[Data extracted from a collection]
****************************************
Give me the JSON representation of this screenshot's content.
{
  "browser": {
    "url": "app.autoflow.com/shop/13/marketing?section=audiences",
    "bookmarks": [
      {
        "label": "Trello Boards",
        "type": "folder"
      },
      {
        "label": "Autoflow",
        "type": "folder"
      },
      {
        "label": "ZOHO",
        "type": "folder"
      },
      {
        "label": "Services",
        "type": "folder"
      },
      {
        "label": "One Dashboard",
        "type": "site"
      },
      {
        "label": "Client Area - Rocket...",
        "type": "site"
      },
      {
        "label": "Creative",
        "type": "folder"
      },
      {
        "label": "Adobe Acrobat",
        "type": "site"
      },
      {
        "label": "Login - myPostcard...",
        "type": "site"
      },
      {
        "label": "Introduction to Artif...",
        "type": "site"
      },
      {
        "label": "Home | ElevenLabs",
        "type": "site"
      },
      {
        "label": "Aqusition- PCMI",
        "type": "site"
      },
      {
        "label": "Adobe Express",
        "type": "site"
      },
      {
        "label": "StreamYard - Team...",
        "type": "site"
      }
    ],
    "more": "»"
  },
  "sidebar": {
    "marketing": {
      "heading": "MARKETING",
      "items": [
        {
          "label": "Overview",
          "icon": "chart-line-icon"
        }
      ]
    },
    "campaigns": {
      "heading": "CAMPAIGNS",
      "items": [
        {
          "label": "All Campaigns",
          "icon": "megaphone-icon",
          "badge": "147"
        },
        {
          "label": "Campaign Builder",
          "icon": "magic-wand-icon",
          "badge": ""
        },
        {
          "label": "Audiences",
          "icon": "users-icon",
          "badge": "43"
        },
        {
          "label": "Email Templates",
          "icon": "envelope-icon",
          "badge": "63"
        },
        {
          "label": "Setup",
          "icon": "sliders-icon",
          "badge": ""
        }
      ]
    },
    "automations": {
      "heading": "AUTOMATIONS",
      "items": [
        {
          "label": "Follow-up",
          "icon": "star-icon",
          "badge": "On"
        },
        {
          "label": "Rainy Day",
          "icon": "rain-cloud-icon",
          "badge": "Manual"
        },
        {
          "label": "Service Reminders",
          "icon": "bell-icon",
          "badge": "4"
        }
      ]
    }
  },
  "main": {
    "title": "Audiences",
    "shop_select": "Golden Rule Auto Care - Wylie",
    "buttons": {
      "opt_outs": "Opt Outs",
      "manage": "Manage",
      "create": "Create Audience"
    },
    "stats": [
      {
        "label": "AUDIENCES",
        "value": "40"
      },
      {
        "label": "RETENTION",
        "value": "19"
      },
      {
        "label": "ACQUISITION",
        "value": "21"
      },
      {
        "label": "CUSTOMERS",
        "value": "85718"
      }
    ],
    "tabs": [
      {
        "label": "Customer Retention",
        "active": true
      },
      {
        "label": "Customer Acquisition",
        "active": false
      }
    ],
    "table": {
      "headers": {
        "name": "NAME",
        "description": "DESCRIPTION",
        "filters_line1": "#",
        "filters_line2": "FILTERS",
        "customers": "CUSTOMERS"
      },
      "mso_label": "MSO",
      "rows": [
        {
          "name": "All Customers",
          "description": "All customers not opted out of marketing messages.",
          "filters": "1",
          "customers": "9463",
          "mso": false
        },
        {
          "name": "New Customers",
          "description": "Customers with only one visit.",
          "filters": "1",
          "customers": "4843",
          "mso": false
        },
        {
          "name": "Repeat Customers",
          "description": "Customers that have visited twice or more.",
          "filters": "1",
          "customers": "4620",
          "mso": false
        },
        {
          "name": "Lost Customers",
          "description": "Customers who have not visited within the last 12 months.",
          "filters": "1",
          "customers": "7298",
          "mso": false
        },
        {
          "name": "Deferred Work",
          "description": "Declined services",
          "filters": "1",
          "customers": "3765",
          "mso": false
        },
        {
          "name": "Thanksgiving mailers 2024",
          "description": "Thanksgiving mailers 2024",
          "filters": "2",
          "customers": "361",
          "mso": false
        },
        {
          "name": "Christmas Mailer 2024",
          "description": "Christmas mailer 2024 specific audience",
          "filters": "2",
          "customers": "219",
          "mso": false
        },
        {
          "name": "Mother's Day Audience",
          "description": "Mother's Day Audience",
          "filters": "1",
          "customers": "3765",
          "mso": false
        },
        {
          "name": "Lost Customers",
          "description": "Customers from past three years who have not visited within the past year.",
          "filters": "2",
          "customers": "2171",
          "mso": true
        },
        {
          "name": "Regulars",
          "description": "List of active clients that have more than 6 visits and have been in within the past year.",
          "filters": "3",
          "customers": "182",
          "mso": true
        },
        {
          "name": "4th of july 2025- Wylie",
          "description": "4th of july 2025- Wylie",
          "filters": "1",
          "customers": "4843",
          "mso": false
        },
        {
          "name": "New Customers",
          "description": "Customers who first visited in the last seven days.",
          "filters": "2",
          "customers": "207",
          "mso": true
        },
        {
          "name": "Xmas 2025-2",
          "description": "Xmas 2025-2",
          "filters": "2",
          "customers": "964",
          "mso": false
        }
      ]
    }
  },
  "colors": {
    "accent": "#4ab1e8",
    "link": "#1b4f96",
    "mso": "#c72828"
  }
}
****************************************
*Short problem*
Write all of the records out again exactly.

*Result of the exercise*
Give me the JSON representation of this screenshot's content.
{
  "browser": {
    "url": "app.autoflow.com/shop/13/marketing?section=audiences",
    "bookmarks": [
      {
        "label": "Trello Boards",
        "type": "folder"
      },
      {
        "label": "Autoflow",
        "type": "folder"
      },
      {
        "label": "ZOHO",
        "type": "folder"
      },
      {
        "label": "Services",
        "type": "folder"
      },
      {
        "label": "One Dashboard",
        "type": "site"
      },
      {
        "label": "Client Area - Rocket...",
        "type": "site"
      },
      {
        "label": "Creative",
        "type": "folder"
      },
      {
        "label": "Adobe Acrobat",
        "type": "site"
      },
      {
        "label": "Login - myPostcard...",
        "type": "site"
      },
      {
        "label": "Introduction to Artif...",
        "type": "site"
      },
      {
        "label": "Home | ElevenLabs",
        "type": "site"
      },
      {
        "label": "Aqusition- PCMI",
        "type": "site"
      },
      {
        "label": "Adobe Express",
        "type": "site"
      },
      {
        "label": "StreamYard - Team...",
        "type": "site"
      }
    ],
    "more": "»"
  },
  "sidebar": {
    "marketing": {
      "heading": "MARKETING",
      "items": [
        {
          "label": "Overview",
          "icon": "chart-line-icon"
        }
      ]
    },
    "campaigns": {
      "heading": "CAMPAIGNS",
      "items": [
        {
          "label": "All Campaigns",
          "icon": "megaphone-icon",
          "badge": "147"
        },
        {
          "label": "Campaign Builder",
          "icon": "magic-wand-icon",
          "badge": ""
        },
        {
          "label": "Audiences",
          "icon": "users-icon",
          "badge": "43"
        },
        {
          "label": "Email Templates",
          "icon": "envelope-icon",
          "badge": "63"
        },
        {
          "label": "Setup",
          "icon": "sliders-icon",
          "badge": ""
        }
      ]
    },
    "automations": {
      "heading": "AUTOMATIONS",
      "items": [
        {
          "label": "Follow-up",
          "icon": "star-icon",
          "badge": "On"
        },
        {
          "label": "Rainy Day",
          "icon": "rain-cloud-icon",
          "badge": "Manual"
        },
        {
          "label": "Service Reminders",
          "icon": "bell-icon",
          "badge": "4"
        }
      ]
    }
  },
  "main": {
    "title": "Audiences",
    "shop_select": "Golden Rule Auto Care - Wylie",
    "buttons": {
      "opt_outs": "Opt Outs",
      "manage": "Manage",
      "create": "Create Audience"
    },
    "stats": [
      {
        "label": "AUDIENCES",
        "value": "40"
      },
      {
        "label": "RETENTION",
        "value": "19"
      },
      {
        "label": "ACQUISITION",
        "value": "21"
      },
      {
        "label": "CUSTOMERS",
        "value": "85718"
      }
    ],
    "tabs": [
      {
        "label": "Customer Retention",
        "active": true
      },
      {
        "label": "Customer Acquisition",
        "active": false
      }
    ],
    "table": {
      "headers": {
        "name": "NAME",
        "description": "DESCRIPTION",
        "filters_line1": "#",
        "filters_line2": "FILTERS",
        "customers": "CUSTOMERS"
      },
      "mso_label": "MSO",
      "rows": [
        {
          "name": "All Customers",
          "description": "All customers not opted out of marketing messages.",
          "filters": "1",
          "customers": "9463",
          "mso": false
        },
        {
          "name": "New Customers",
          "description": "Customers with only one visit.",
          "filters": "1",
          "customers": "4843",
          "mso": false
        },
        {
          "name": "Repeat Customers",
          "description": "Customers that have visited twice or more.",
          "filters": "1",
          "customers": "4620",
          "mso": false
        },
        {
          "name": "Lost Customers",
          "description": "Customers who have not visited within the last 12 months.",
          "filters": "1",
          "customers": "7298",
          "mso": false
        },
        {
          "name": "Deferred Work",
          "description": "Declined services",
          "filters": "1",
          "customers": "3765",
          "mso": false
        },
        {
          "name": "Thanksgiving mailers 2024",
          "description": "Thanksgiving mailers 2024",
          "filters": "2",
          "customers": "361",
          "mso": false
        },
        {
          "name": "Christmas Mailer 2024",
          "description": "Christmas mailer 2024 specific audience",
          "filters": "2",
          "customers": "219",
          "mso": false
        },
        {
          "name": "Mother's Day Audience",
          "description": "Mother's Day Audience",
          "filters": "1",
          "customers": "3765",
          "mso": false
        },
        {
          "name": "Lost Customers",
          "description": "Customers from past three years who have not visited within the past year.",
          "filters": "2",
          "customers": "2171",
          "mso": true
        },
        {
          "name": "Regulars",
          "description": "List of active clients that have more than 6 visits and have been in within the past year.",
          "filters": "3",
          "customers": "182",
          "mso": true
        },
        {
          "name": "4th of july 2025- Wylie",
          "description": "4th of july 2025- Wylie",
          "filters": "1",
          "customers": "4843",
          "mso": false
        },
        {
          "name": "New Customers",
          "description": "Customers who first visited in the last seven days.",
          "filters": "2",
          "customers": "207",
          "mso": true
        },
        {
          "name": "Xmas 2025-2",
          "description": "Xmas 2025-2",
          "filters": "2",
          "customers": "964",
          "mso": false
        }
      ]
    }
  },
  "colors": {
    "accent": "#4ab1e8",
    "link": "#1b4f96",
    "mso": "#c72828"
  }
}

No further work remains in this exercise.